= Exercise instructions =
Set out everything in the material from the line containing "cell-hex: 0x0002 xyxy=(555,358,631,382)" down to the line containing "header-value-hex: Value In" as a numbered list, skipping blank lines.

= Provided data =

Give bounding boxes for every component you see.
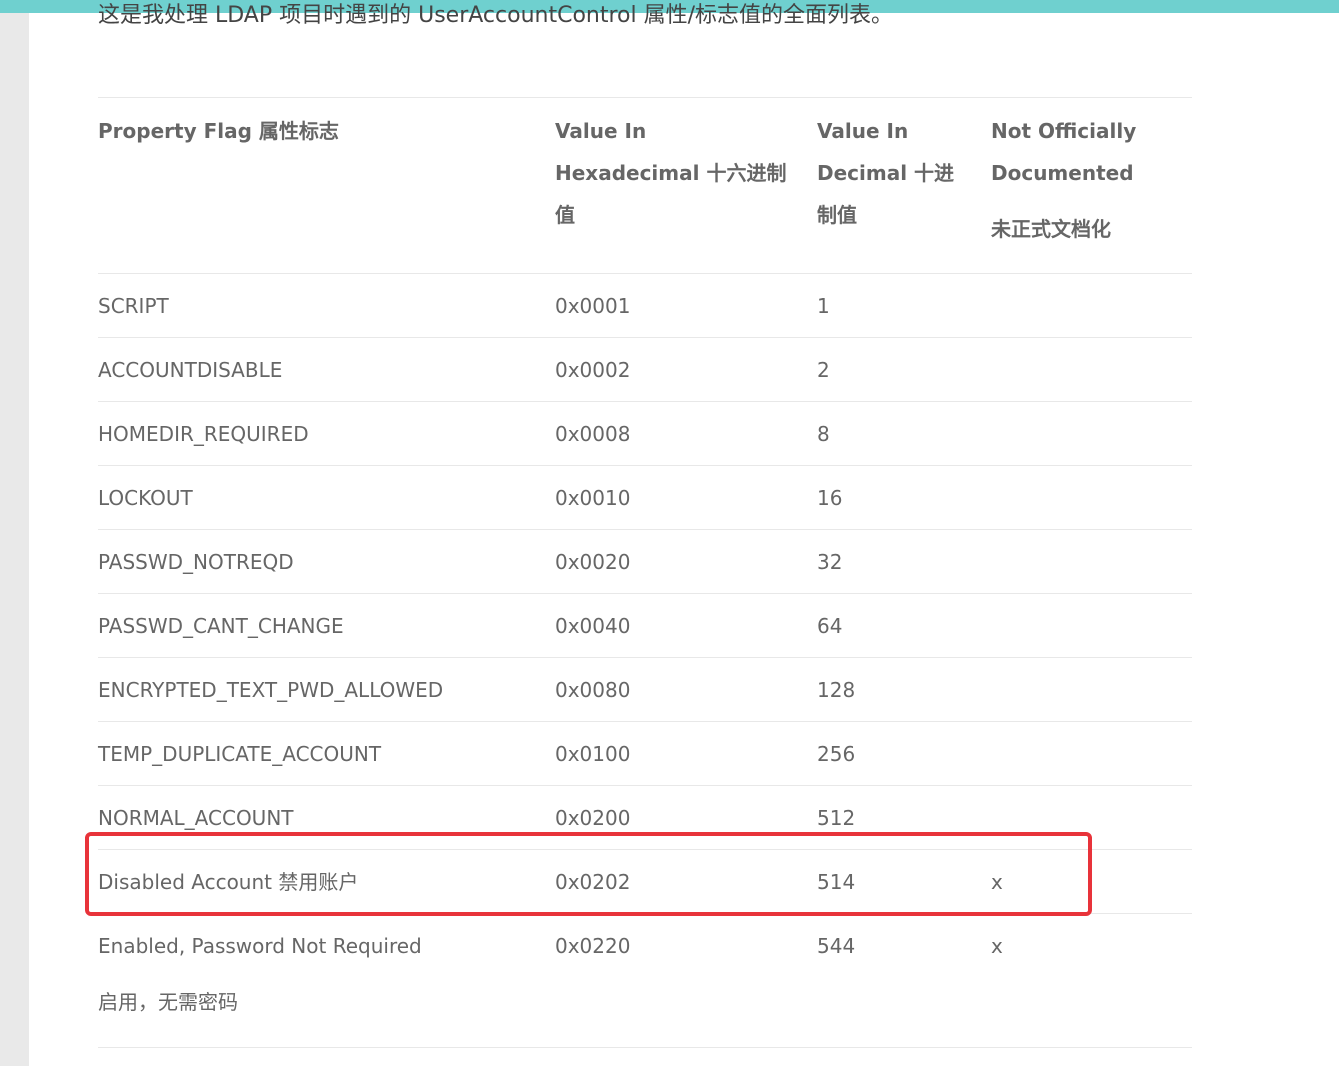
cell-hex: 0x0002 xyxy=(555,358,631,382)
cell-hex: 0x0008 xyxy=(555,422,631,446)
cell-flag: PASSWD_NOTREQD xyxy=(98,550,294,574)
intro-text: 这是我处理 LDAP 项目时遇到的 UserAccountControl 属性/… xyxy=(98,3,894,28)
table-row: TEMP_DUPLICATE_ACCOUNT 0x0100 256 xyxy=(98,722,1192,786)
cell-decimal: 544 xyxy=(817,934,856,958)
cell-flag: TEMP_DUPLICATE_ACCOUNT xyxy=(98,742,382,766)
table-row: ACCOUNTDISABLE 0x0002 2 xyxy=(98,338,1192,402)
cell-flag: LOCKOUT xyxy=(98,486,193,510)
cell-hex: 0x0200 xyxy=(555,806,631,830)
cell-decimal: 512 xyxy=(817,806,856,830)
header-doc-line3: 未正式文档化 xyxy=(991,217,1111,241)
header-hex-line3: 值 xyxy=(555,203,575,227)
header-hex-line2: Hexadecimal 十六进制 xyxy=(555,161,787,185)
useraccountcontrol-table: Property Flag 属性标志 Value In Hexadecimal … xyxy=(98,97,1192,1048)
cell-decimal: 32 xyxy=(817,550,843,574)
cell-hex: 0x0202 xyxy=(555,870,631,894)
cell-flag: ENCRYPTED_TEXT_PWD_ALLOWED xyxy=(98,678,444,702)
table-row: Enabled, Password Not Required 启用，无需密码 0… xyxy=(98,914,1192,1048)
cell-flag: NORMAL_ACCOUNT xyxy=(98,806,294,830)
table-row: ENCRYPTED_TEXT_PWD_ALLOWED 0x0080 128 xyxy=(98,658,1192,722)
header-dec-line1: Value In xyxy=(817,119,909,143)
cell-hex: 0x0020 xyxy=(555,550,631,574)
header-dec-line3: 制值 xyxy=(817,203,857,227)
cell-undocumented: x xyxy=(991,934,1003,958)
left-gutter xyxy=(0,0,29,1066)
cell-hex: 0x0080 xyxy=(555,678,631,702)
header-doc-line2: Documented xyxy=(991,161,1134,185)
table-row: LOCKOUT 0x0010 16 xyxy=(98,466,1192,530)
cell-flag: PASSWD_CANT_CHANGE xyxy=(98,614,344,638)
cell-flag-sub: 启用，无需密码 xyxy=(98,990,238,1014)
table-row: HOMEDIR_REQUIRED 0x0008 8 xyxy=(98,402,1192,466)
cell-hex: 0x0040 xyxy=(555,614,631,638)
table-header: Property Flag 属性标志 Value In Hexadecimal … xyxy=(98,97,1192,274)
cell-flag: Disabled Account 禁用账户 xyxy=(98,870,359,894)
cell-flag: HOMEDIR_REQUIRED xyxy=(98,422,309,446)
cell-flag: Enabled, Password Not Required 启用，无需密码 xyxy=(98,926,422,1022)
cell-flag-main: Enabled, Password Not Required xyxy=(98,934,422,958)
header-value-hex: Value In Hexadecimal 十六进制 值 xyxy=(555,110,795,236)
cell-hex: 0x0010 xyxy=(555,486,631,510)
table-row: PASSWD_NOTREQD 0x0020 32 xyxy=(98,530,1192,594)
cell-hex: 0x0220 xyxy=(555,934,631,958)
cell-decimal: 16 xyxy=(817,486,843,510)
cell-undocumented: x xyxy=(991,870,1003,894)
table-row: PASSWD_CANT_CHANGE 0x0040 64 xyxy=(98,594,1192,658)
table-row: NORMAL_ACCOUNT 0x0200 512 xyxy=(98,786,1192,850)
cell-decimal: 2 xyxy=(817,358,830,382)
header-hex-line1: Value In xyxy=(555,119,647,143)
cell-decimal: 256 xyxy=(817,742,856,766)
cell-decimal: 64 xyxy=(817,614,843,638)
cell-hex: 0x0001 xyxy=(555,294,631,318)
header-not-documented: Not Officially Documented 未正式文档化 xyxy=(991,110,1191,250)
cell-flag: ACCOUNTDISABLE xyxy=(98,358,283,382)
cell-hex: 0x0100 xyxy=(555,742,631,766)
cell-decimal: 128 xyxy=(817,678,856,702)
cell-flag: SCRIPT xyxy=(98,294,169,318)
cell-decimal: 1 xyxy=(817,294,830,318)
header-doc-line1: Not Officially xyxy=(991,119,1137,143)
table-row: Disabled Account 禁用账户 0x0202 514 x xyxy=(98,850,1192,914)
header-dec-line2: Decimal 十进 xyxy=(817,161,955,185)
header-value-decimal: Value In Decimal 十进 制值 xyxy=(817,110,967,236)
table-row: SCRIPT 0x0001 1 xyxy=(98,274,1192,338)
cell-decimal: 8 xyxy=(817,422,830,446)
header-property-flag: Property Flag 属性标志 xyxy=(98,119,339,143)
cell-decimal: 514 xyxy=(817,870,856,894)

= Task output =
1. cell-hex: 0x0002 xyxy=(555,358,631,382)
2. cell-hex: 0x0008 xyxy=(555,422,631,446)
3. cell-flag: PASSWD_NOTREQD xyxy=(98,550,294,574)
4. intro-text: 这是我处理 LDAP 项目时遇到的 UserAccountControl 属性/… xyxy=(98,3,894,28)
5. table-row: TEMP_DUPLICATE_ACCOUNT 0x0100 256 xyxy=(98,722,1192,786)
6. cell-decimal: 544 xyxy=(817,934,856,958)
7. cell-flag: TEMP_DUPLICATE_ACCOUNT xyxy=(98,742,382,766)
8. table-row: ACCOUNTDISABLE 0x0002 2 xyxy=(98,338,1192,402)
9. cell-flag: LOCKOUT xyxy=(98,486,193,510)
10. cell-hex: 0x0200 xyxy=(555,806,631,830)
11. cell-decimal: 512 xyxy=(817,806,856,830)
12. header-doc-line3: 未正式文档化 xyxy=(991,217,1111,241)
13. header-hex-line3: 值 xyxy=(555,203,575,227)
14. header-hex-line2: Hexadecimal 十六进制 xyxy=(555,161,787,185)
15. useraccountcontrol-table: Property Flag 属性标志 Value In Hexadecimal … xyxy=(98,97,1192,1048)
16. cell-decimal: 32 xyxy=(817,550,843,574)
17. cell-hex: 0x0202 xyxy=(555,870,631,894)
18. cell-flag: ENCRYPTED_TEXT_PWD_ALLOWED xyxy=(98,678,444,702)
19. table-row: Enabled, Password Not Required 启用，无需密码 0… xyxy=(98,914,1192,1048)
20. cell-flag: NORMAL_ACCOUNT xyxy=(98,806,294,830)
21. table-row: ENCRYPTED_TEXT_PWD_ALLOWED 0x0080 128 xyxy=(98,658,1192,722)
22. header-dec-line1: Value In xyxy=(817,119,909,143)
23. cell-hex: 0x0020 xyxy=(555,550,631,574)
24. header-dec-line3: 制值 xyxy=(817,203,857,227)
25. cell-undocumented: x xyxy=(991,934,1003,958)
26. left-gutter xyxy=(0,0,29,1066)
27. cell-hex: 0x0080 xyxy=(555,678,631,702)
28. header-doc-line2: Documented xyxy=(991,161,1134,185)
29. table-row: LOCKOUT 0x0010 16 xyxy=(98,466,1192,530)
30. cell-flag: PASSWD_CANT_CHANGE xyxy=(98,614,344,638)
31. cell-flag-sub: 启用，无需密码 xyxy=(98,990,238,1014)
32. table-row: HOMEDIR_REQUIRED 0x0008 8 xyxy=(98,402,1192,466)
33. cell-hex: 0x0040 xyxy=(555,614,631,638)
34. table-header: Property Flag 属性标志 Value In Hexadecimal … xyxy=(98,97,1192,274)
35. cell-flag: Disabled Account 禁用账户 xyxy=(98,870,359,894)
36. cell-flag: HOMEDIR_REQUIRED xyxy=(98,422,309,446)
37. cell-flag: Enabled, Password Not Required 启用，无需密码 xyxy=(98,926,422,1022)
38. cell-flag-main: Enabled, Password Not Required xyxy=(98,934,422,958)
39. header-value-hex: Value In Hexadecimal 十六进制 值 xyxy=(555,110,795,236)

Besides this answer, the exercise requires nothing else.